*** EXTRAIT CHOISI ***

En chemin, les deux garçons croisent la route de deux policiers. Ils reprochent à Takeru de ne pas être au lycée. Après un violent accrochage avec eux, les deux adolescents entrent en classe. Les deux policiers arrivent alors pour donner des cours : construction pour les garçons et arts ménagers pour les filles.
Sur le chantier, arrive alors une petite fille mendiante qui s’évanouit. Sa mère vient alors la chercher mais les policiers reprochent à la femme de ne pas payer ses impôts, ce qui énerve au plus haut point Takeru. Sans contrôle de son bras, il décapite les deux policiers. Il serait un Takigôsha : membre de la garde rapprochée de la Gouverneur. Il est alors poursuivi par Fujimari, maire de Hachiôji qui souhaite le contraindre à le suivre pour l’emmener chez la dictatrice…
Seven est un excellent seinen d’action fantastique, publié depuis 2012 au Japon. Avec 5 volumes déjà édités (série achevée), il est prépublié dans la magazine Weekly Young Jump. Le récit de Kuroko Yabuguchi est une agréable surprise. Si le titre fait référence au célèbre conte, le lecteur oubli vite cet aspect. En effet, cette allusion semble encore très secrète. Peut être que l’on comprendra mieux dans les prochains tomes. Même si une petite fille prénommée Blanche-Neige semble être une personnage central du manga. L’histoire alterne les scènes de bagarre et d’action, ainsi que les pouvoirs magiques. Takeru, jeune garçon amnésique au bras surpuissant (Takigôsha) est un adolescent naïf et parfois gaffeur, ce qui apporte beaucoup de fraîcheur et d’humour au récit. Si la quête d’un seul homme contre une grande puissance obscure n’est pas nouvelle en bande dessinée, ici, le personnage et l’intrigue permettent d’entrevoir une très belle suite. Les habitants sont soumis au diktat de cette gouverneur et sont obligés de vivre dans des conditions difficiles, comme dans les véritables dictatures. Ils ne peuvent d’ailleurs pas se rebeller tant le pouvoir les accable. Si l’Office Métropolitain a joué les sauveurs après la catastrophe (pour l’instant très secrète), il deviendra en moins de deux ans, un objet aux mains du pouvoir central pour l’imposer à tous. L’intrigue, les décors et les personnages sont bien posés dans ce premier tome, nous en savons assez pour comprendre le mécanisme de ce Tokyo futuriste et il reste des pans entiers de mystères pour nous donner envie de lire les prochains volumes. Le trait du mangaka est efficace et d’une grande lisibilité.Seven : un démarrage sur les chapeaux de roue pour ce seinen d’une grande efficacité. Case Départ attend la suite avec impatience. Un très bon titre !

*** LISTE FOURNIE ***

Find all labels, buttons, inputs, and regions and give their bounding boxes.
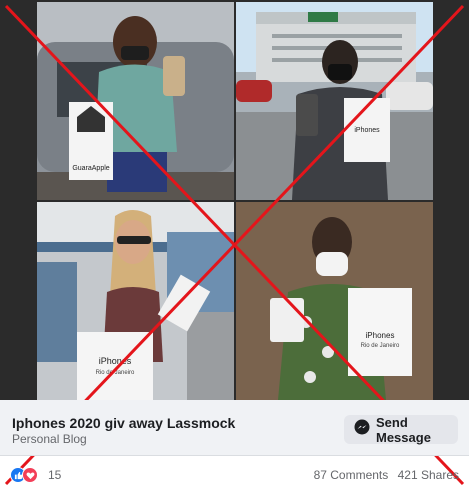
send-message-label: Send Message	[376, 414, 431, 445]
reaction-count: 15	[48, 468, 62, 482]
photo-tile-woman-indoors[interactable]: iPhones Rio de Janeiro	[236, 202, 433, 400]
bag-subtext: Rio de Janeiro	[361, 343, 400, 349]
bag-brand-text: iPhones	[366, 331, 395, 340]
post-footer: 15 87 Comments 421 Shares	[0, 458, 469, 490]
photo-tile-man-parking[interactable]: iPhones	[236, 2, 433, 200]
post-title[interactable]: Iphones 2020 giv away Lassmock	[12, 415, 235, 431]
photo-tile-woman-mall[interactable]: iPhones Rio de Janeiro	[37, 202, 234, 400]
bag-brand-text: iPhones	[354, 127, 380, 134]
reactions-summary[interactable]: 15	[10, 467, 61, 483]
page-category: Personal Blog	[12, 432, 87, 446]
bag-brand-text: iPhones	[99, 356, 132, 366]
shares-count-link[interactable]: 421 Shares	[398, 468, 459, 482]
post-photo-collage[interactable]: GuaraApple iPhones iPhones Rio de Janeir…	[0, 0, 469, 400]
engagement-stats: 87 Comments 421 Shares	[314, 468, 459, 482]
comments-count-link[interactable]: 87 Comments	[314, 468, 389, 482]
love-icon	[22, 467, 38, 483]
bag-brand-text: GuaraApple	[72, 165, 109, 172]
messenger-icon	[354, 419, 370, 440]
send-message-button[interactable]: Send Message	[344, 414, 458, 445]
photo-tile-woman-car[interactable]: GuaraApple	[37, 2, 234, 200]
bag-subtext: Rio de Janeiro	[96, 370, 135, 376]
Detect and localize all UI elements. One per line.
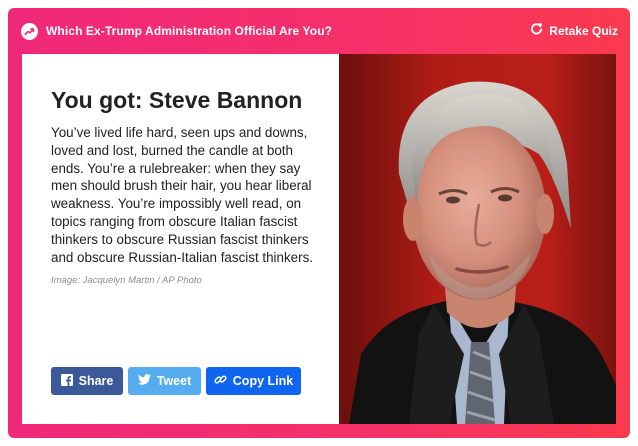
- share-buttons: Share Tweet Copy Link: [51, 367, 301, 395]
- twitter-share-button[interactable]: Tweet: [128, 367, 201, 395]
- facebook-share-label: Share: [78, 374, 114, 388]
- quiz-title-group: Which Ex-Trump Administration Official A…: [21, 22, 333, 40]
- result-card: You got: Steve Bannon You’ve lived life …: [22, 54, 616, 424]
- copy-link-button[interactable]: Copy Link: [206, 367, 301, 395]
- result-text-panel: You got: Steve Bannon You’ve lived life …: [22, 54, 339, 424]
- trending-icon: [21, 22, 38, 40]
- facebook-share-button[interactable]: Share: [51, 367, 123, 395]
- retake-quiz-button[interactable]: Retake Quiz: [530, 22, 618, 40]
- retake-quiz-label: Retake Quiz: [549, 24, 618, 38]
- image-credit: Image: Jacquelyn Martin / AP Photo: [51, 275, 202, 287]
- refresh-icon: [530, 22, 543, 40]
- facebook-icon: [60, 373, 73, 389]
- quiz-title: Which Ex-Trump Administration Official A…: [46, 24, 333, 38]
- quiz-result-frame: Which Ex-Trump Administration Official A…: [8, 8, 630, 438]
- quiz-header: Which Ex-Trump Administration Official A…: [8, 8, 630, 54]
- result-photo: [339, 54, 616, 424]
- copy-link-label: Copy Link: [232, 374, 294, 388]
- twitter-icon: [137, 374, 151, 388]
- twitter-share-label: Tweet: [156, 374, 192, 388]
- link-icon: [214, 373, 227, 389]
- result-description: You’ve lived life hard, seen ups and dow…: [51, 125, 313, 265]
- result-title: You got: Steve Bannon: [51, 87, 303, 113]
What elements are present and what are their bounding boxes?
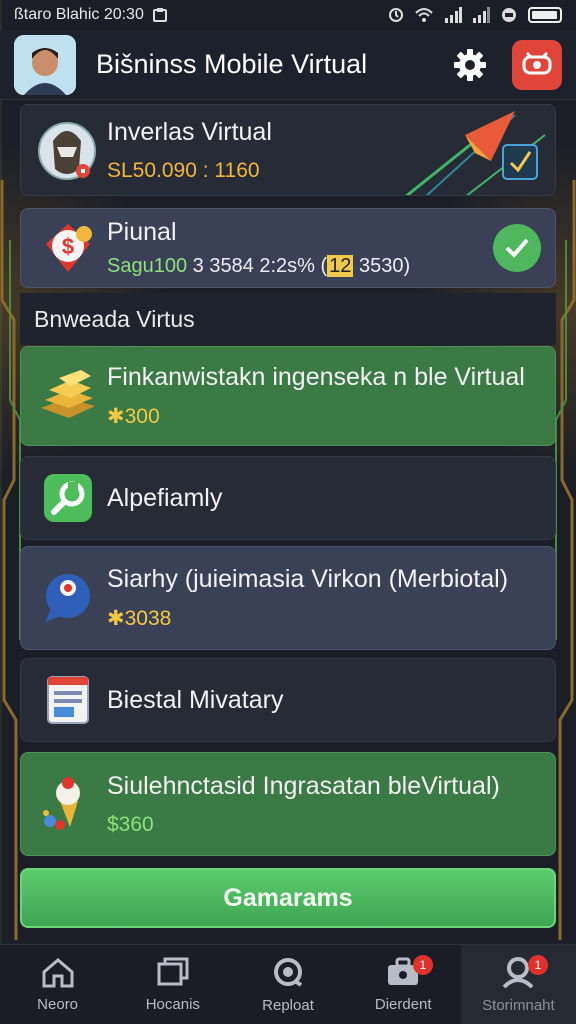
card-value-text: 3038 bbox=[124, 607, 172, 630]
card-texts: Inverlas Virtual SL50.090 : 1160 bbox=[107, 118, 272, 183]
card-title: Siarhy (juieimasia Virkon (Merbiotal) bbox=[107, 565, 509, 593]
wifi-icon bbox=[415, 8, 433, 22]
primary-cta-button[interactable]: Gamarams bbox=[20, 868, 556, 928]
gear-icon bbox=[454, 48, 486, 81]
card-icon-wrap bbox=[35, 771, 101, 837]
card-value-text: 300 bbox=[124, 405, 160, 428]
card-sub-highlight: 12 bbox=[327, 255, 354, 277]
card-value: $360 bbox=[107, 812, 154, 836]
game-action-button[interactable] bbox=[512, 39, 562, 90]
nav-label: Reploat bbox=[262, 997, 314, 1014]
gold-bars-icon bbox=[41, 370, 95, 418]
nav-item-home[interactable]: Neoro bbox=[0, 945, 115, 1024]
card-sub-end: 3530) bbox=[353, 255, 411, 277]
star-icon: ✱ bbox=[107, 607, 125, 630]
dollar-badge-icon: $ bbox=[46, 224, 92, 272]
card-subtitle: Sagu100 3 3584 2:2s% (12 3530) bbox=[107, 255, 410, 278]
card-texts: Siulehnctasid Ingrasatan bleVirtual) $36… bbox=[107, 772, 500, 837]
signal-icon bbox=[445, 7, 462, 23]
nav-label: Hocanis bbox=[145, 996, 200, 1013]
notification-badge: 1 bbox=[412, 955, 433, 975]
status-time: ßtaro Blahic 20:30 bbox=[14, 6, 144, 23]
section-label: Bnweada Virtus bbox=[20, 293, 556, 345]
card-icon-wrap bbox=[35, 667, 101, 733]
card-texts: Alpefiamly bbox=[107, 484, 222, 513]
windows-icon bbox=[157, 957, 189, 986]
card-siarhy[interactable]: Siarhy (juieimasia Virkon (Merbiotal) ✱3… bbox=[20, 546, 556, 650]
notification-badge: 1 bbox=[528, 955, 549, 975]
card-icon-wrap: $ bbox=[35, 215, 101, 281]
card-value: ✱300 bbox=[107, 404, 525, 429]
signal-icon-2 bbox=[473, 7, 490, 23]
rocket-arrow-decoration bbox=[405, 111, 546, 195]
card-value: ✱3038 bbox=[107, 606, 508, 631]
card-texts: Biestal Mivatary bbox=[107, 686, 283, 715]
card-icon-wrap bbox=[35, 565, 101, 631]
card-texts: Siarhy (juieimasia Virkon (Merbiotal) ✱3… bbox=[107, 565, 508, 631]
wrench-app-icon bbox=[44, 474, 92, 522]
nav-item-windows[interactable]: Hocanis bbox=[115, 945, 230, 1024]
card-piunal[interactable]: $ Piunal Sagu100 3 3584 2:2s% (12 3530) bbox=[20, 208, 556, 288]
card-title: Alpefiamly bbox=[107, 483, 223, 512]
home-icon bbox=[42, 958, 74, 988]
check-icon bbox=[505, 238, 529, 258]
card-alpefiamly[interactable]: Alpefiamly bbox=[20, 456, 556, 540]
card-finkanwistakn[interactable]: Finkanwistakn ingenseka n ble Virtual ✱3… bbox=[20, 346, 556, 446]
search-icon bbox=[274, 958, 303, 987]
card-sub-green: Sagu100 bbox=[107, 255, 188, 277]
settings-button[interactable] bbox=[450, 45, 490, 85]
knight-icon bbox=[38, 122, 96, 180]
star-icon: ✱ bbox=[107, 405, 125, 428]
chat-bubble-icon bbox=[46, 574, 90, 622]
data-icon bbox=[502, 8, 516, 22]
nav-item-briefcase[interactable]: Dierdent 1 bbox=[346, 945, 461, 1024]
person-icon bbox=[14, 34, 76, 95]
card-title: Siulehnctasid Ingrasatan bleVirtual) bbox=[107, 771, 500, 800]
card-subtitle: SL50.090 : 1160 bbox=[107, 158, 260, 182]
card-texts: Piunal Sagu100 3 3584 2:2s% (12 3530) bbox=[107, 218, 410, 278]
nav-label: Neoro bbox=[37, 996, 79, 1013]
nav-item-search[interactable]: Reploat bbox=[230, 945, 345, 1024]
card-title: Biestal Mivatary bbox=[107, 685, 284, 714]
alarm-icon bbox=[389, 8, 403, 22]
bottom-nav: Neoro Hocanis Reploat Dierdent 1 Storimn… bbox=[0, 944, 576, 1024]
app-title: Bišninss Mobile Virtual bbox=[96, 49, 368, 79]
card-siulehnctasid[interactable]: Siulehnctasid Ingrasatan bleVirtual) $36… bbox=[20, 752, 556, 856]
card-icon-wrap bbox=[35, 465, 101, 531]
game-icon bbox=[522, 51, 552, 74]
card-sub-white: 3 3584 2:2s% ( bbox=[187, 255, 328, 277]
card-icon-wrap bbox=[35, 363, 101, 429]
left-circuit-decoration bbox=[0, 180, 21, 940]
avatar[interactable] bbox=[14, 34, 76, 95]
app-header: Bišninss Mobile Virtual bbox=[0, 30, 576, 100]
battery-icon bbox=[528, 7, 562, 23]
card-inverlas-virtual[interactable]: Inverlas Virtual SL50.090 : 1160 bbox=[20, 104, 556, 196]
card-title: Inverlas Virtual bbox=[107, 117, 272, 146]
card-title: Finkanwistakn ingenseka n ble Virtual bbox=[107, 363, 525, 391]
status-bar: ßtaro Blahic 20:30 bbox=[0, 0, 576, 30]
card-icon-wrap bbox=[35, 117, 101, 183]
notification-icon bbox=[152, 8, 167, 22]
ice-cream-icon bbox=[43, 777, 80, 830]
card-texts: Finkanwistakn ingenseka n ble Virtual ✱3… bbox=[107, 363, 525, 429]
document-icon bbox=[47, 676, 89, 724]
right-circuit-decoration bbox=[555, 180, 576, 940]
svg-text:$: $ bbox=[62, 234, 74, 259]
nav-label: Dierdent bbox=[374, 996, 432, 1013]
nav-item-profile[interactable]: Storimnaht 1 bbox=[460, 945, 576, 1024]
nav-label: Storimnaht bbox=[482, 997, 555, 1014]
card-title: Piunal bbox=[107, 218, 177, 246]
check-button[interactable] bbox=[493, 224, 541, 272]
card-biestal[interactable]: Biestal Mivatary bbox=[20, 658, 556, 742]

***

PARTIES DE L'EXERCICE:
1. Mets à jour le passage de l'extrait choisi qui commence par « En chemin, les » et va jusqu'à « pour les filles. » : reprends-le en changeant « policiers » en « gardiens ».
2. Recopie sans rien changer les lignes de la liste, en commençant par la ligne avec « - share-buttons: Share » et en allant jusqu'à la ligne avec « - result-text-panel: You ».
L'extrait et la liste sont deux documents distincts.

RÉPONSES PAR CONSIGNE:
1.
En chemin, les deux garçons croisent la route de deux gardiens. Ils reprochent à Takeru de ne pas être au lycée. Après un violent accrochage avec eux, les deux adolescents entrent en classe. Les deux gardiens arrivent alors pour donner des cours : construction pour les garçons et arts ménagers pour les filles.

2.
- share-buttons: Share Tweet Copy Link: [51, 367, 301, 395]
- twitter-share-button[interactable]: Tweet: [128, 367, 201, 395]
- facebook-share-label: Share: [78, 374, 114, 388]
- quiz-title-group: Which Ex-Trump Administration Official A…: [21, 22, 333, 40]
- result-card: You got: Steve Bannon You’ve lived life …: [22, 54, 616, 424]
- copy-link-button[interactable]: Copy Link: [206, 367, 301, 395]
- result-text-panel: You got: Steve Bannon You’ve lived life …: [22, 54, 339, 424]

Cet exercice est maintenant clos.